- _EXERCISE PROMPT_
Go through the data below. List every line that holds the word "Control".

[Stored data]
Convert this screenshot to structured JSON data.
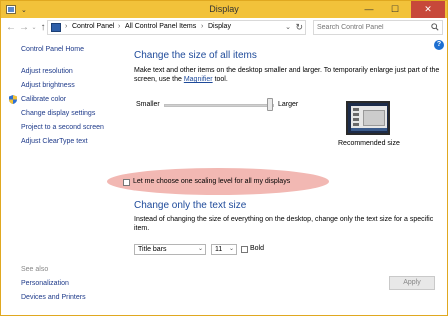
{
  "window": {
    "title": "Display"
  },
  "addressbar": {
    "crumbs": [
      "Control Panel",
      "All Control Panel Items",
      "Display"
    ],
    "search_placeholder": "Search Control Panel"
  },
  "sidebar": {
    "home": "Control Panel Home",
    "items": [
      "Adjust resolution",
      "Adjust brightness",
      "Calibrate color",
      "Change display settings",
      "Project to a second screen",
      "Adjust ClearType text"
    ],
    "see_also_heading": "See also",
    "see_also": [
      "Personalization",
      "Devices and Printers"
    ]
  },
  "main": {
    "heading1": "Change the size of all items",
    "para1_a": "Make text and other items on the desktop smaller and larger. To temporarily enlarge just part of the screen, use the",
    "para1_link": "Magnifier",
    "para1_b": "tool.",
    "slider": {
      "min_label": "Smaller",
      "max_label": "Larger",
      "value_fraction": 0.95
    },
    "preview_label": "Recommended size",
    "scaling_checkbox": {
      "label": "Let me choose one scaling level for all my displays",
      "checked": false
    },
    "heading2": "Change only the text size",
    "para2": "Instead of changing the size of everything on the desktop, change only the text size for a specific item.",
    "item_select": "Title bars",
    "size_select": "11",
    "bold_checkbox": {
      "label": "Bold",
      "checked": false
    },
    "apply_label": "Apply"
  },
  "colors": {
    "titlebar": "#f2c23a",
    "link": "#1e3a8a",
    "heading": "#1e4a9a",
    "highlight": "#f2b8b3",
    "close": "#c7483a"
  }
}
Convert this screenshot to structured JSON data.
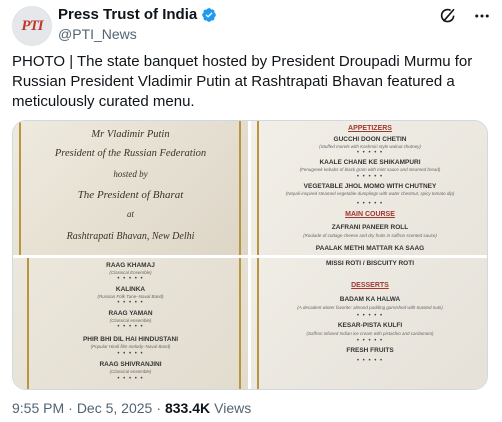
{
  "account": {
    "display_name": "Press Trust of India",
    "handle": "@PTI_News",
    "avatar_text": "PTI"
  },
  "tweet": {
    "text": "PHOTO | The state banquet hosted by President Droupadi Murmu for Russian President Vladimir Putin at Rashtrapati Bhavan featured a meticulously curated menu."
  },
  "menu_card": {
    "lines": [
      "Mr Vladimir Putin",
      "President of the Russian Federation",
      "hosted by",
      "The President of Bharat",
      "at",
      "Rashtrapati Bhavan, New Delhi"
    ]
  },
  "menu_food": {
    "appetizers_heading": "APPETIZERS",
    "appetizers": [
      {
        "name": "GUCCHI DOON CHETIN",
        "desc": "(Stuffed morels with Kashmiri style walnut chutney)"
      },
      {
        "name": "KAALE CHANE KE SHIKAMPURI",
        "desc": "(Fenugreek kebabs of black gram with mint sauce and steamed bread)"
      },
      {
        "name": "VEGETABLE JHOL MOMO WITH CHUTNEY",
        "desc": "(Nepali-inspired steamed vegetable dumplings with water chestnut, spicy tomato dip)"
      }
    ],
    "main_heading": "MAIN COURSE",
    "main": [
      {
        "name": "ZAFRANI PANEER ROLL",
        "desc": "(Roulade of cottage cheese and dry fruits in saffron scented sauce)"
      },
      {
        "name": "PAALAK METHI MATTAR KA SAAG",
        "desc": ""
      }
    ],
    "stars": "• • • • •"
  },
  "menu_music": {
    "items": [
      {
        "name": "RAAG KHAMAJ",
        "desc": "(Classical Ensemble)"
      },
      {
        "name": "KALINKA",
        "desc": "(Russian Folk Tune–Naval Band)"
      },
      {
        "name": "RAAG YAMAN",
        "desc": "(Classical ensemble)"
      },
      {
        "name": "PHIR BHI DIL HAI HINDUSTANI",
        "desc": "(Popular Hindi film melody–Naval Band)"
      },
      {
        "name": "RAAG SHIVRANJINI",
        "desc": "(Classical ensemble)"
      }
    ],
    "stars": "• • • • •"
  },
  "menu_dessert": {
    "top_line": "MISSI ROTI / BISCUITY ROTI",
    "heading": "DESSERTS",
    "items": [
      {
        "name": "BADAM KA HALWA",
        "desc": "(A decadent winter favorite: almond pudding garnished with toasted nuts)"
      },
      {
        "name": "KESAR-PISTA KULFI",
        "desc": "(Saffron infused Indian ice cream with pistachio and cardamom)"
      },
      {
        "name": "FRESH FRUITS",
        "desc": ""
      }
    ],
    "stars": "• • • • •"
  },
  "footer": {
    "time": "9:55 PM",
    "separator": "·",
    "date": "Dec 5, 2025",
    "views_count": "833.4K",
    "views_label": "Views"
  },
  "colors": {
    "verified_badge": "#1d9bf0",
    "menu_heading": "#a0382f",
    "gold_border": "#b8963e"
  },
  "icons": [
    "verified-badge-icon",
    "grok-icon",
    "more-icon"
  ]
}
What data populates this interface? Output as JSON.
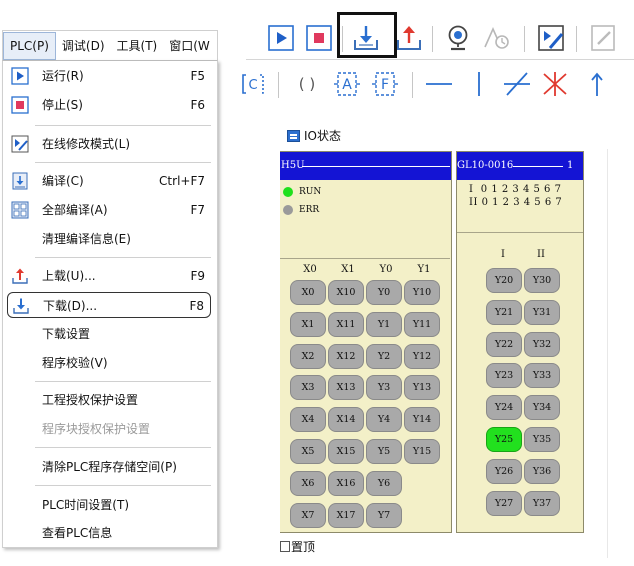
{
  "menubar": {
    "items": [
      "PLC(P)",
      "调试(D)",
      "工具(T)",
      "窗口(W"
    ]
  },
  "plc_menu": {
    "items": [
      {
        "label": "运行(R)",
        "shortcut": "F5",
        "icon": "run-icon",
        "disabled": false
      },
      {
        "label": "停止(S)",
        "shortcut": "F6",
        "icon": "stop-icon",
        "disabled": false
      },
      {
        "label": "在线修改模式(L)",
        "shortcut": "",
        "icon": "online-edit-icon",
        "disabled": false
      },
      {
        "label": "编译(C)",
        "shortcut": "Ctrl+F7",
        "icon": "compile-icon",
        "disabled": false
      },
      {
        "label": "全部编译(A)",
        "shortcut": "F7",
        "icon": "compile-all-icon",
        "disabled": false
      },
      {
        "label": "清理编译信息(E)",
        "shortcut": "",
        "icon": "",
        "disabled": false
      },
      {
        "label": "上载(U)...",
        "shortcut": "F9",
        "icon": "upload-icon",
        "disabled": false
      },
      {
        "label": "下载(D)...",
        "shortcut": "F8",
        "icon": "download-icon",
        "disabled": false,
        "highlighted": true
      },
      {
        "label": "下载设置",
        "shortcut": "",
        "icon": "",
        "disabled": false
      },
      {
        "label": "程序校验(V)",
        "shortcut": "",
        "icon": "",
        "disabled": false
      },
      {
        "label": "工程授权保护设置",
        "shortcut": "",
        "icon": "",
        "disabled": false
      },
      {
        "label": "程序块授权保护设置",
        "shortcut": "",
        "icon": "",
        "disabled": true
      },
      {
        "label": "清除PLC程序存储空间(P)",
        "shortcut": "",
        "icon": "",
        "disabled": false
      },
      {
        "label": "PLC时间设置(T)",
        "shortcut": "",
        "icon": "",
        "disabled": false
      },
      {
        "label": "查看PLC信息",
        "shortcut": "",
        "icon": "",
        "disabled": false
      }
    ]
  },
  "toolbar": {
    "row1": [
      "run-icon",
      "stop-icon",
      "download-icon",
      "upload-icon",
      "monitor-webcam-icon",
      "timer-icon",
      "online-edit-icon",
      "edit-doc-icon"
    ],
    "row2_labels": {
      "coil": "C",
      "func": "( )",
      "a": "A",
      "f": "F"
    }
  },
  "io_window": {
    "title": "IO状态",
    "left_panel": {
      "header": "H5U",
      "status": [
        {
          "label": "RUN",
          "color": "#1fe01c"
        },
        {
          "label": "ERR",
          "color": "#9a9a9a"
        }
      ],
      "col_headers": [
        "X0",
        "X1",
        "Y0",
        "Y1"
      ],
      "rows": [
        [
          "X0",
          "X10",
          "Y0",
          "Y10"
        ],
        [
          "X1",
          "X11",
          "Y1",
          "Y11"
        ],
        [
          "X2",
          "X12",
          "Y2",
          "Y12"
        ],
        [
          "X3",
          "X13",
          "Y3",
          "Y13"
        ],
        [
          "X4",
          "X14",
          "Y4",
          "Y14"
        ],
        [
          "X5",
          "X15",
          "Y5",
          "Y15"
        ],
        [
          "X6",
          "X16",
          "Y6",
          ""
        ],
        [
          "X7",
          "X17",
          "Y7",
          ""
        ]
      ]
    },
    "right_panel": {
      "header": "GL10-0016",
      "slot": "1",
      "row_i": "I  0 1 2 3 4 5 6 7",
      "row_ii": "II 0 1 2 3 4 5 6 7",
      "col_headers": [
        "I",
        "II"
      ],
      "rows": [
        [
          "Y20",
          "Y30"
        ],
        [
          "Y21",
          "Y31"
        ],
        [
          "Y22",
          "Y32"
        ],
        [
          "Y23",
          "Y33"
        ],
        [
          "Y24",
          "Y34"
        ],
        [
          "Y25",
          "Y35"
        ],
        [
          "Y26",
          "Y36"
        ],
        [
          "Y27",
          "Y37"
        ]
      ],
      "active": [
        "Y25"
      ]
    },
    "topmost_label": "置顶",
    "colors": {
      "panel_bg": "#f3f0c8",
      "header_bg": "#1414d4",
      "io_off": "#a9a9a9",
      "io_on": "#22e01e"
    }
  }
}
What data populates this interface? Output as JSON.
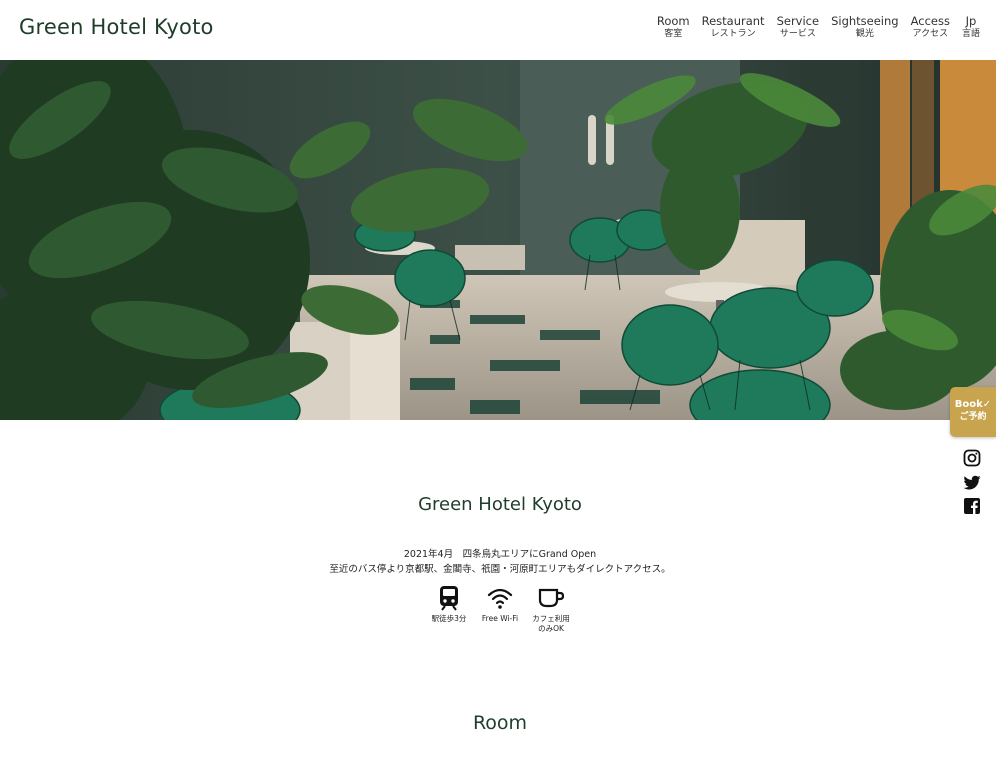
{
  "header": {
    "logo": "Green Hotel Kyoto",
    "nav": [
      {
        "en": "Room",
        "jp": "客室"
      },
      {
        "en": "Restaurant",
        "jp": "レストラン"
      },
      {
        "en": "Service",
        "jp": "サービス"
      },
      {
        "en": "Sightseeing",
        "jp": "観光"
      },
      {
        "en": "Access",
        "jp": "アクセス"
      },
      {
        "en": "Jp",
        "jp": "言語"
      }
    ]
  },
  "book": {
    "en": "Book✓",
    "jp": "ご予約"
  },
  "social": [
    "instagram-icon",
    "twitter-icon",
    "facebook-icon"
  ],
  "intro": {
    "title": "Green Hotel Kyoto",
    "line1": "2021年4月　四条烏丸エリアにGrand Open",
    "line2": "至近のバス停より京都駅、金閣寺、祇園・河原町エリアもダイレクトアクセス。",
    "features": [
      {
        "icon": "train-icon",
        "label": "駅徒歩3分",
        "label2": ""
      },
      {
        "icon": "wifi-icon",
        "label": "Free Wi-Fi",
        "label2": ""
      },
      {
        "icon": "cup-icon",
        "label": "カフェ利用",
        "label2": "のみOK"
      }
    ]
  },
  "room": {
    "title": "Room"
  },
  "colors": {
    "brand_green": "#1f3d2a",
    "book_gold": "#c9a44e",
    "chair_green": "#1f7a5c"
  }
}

- _TASK OUTPUT_
      "Control Panel",
      "All Control Panel Items",
    "search_placeholder": "Search Control Panel"
    "home": "Control Panel Home",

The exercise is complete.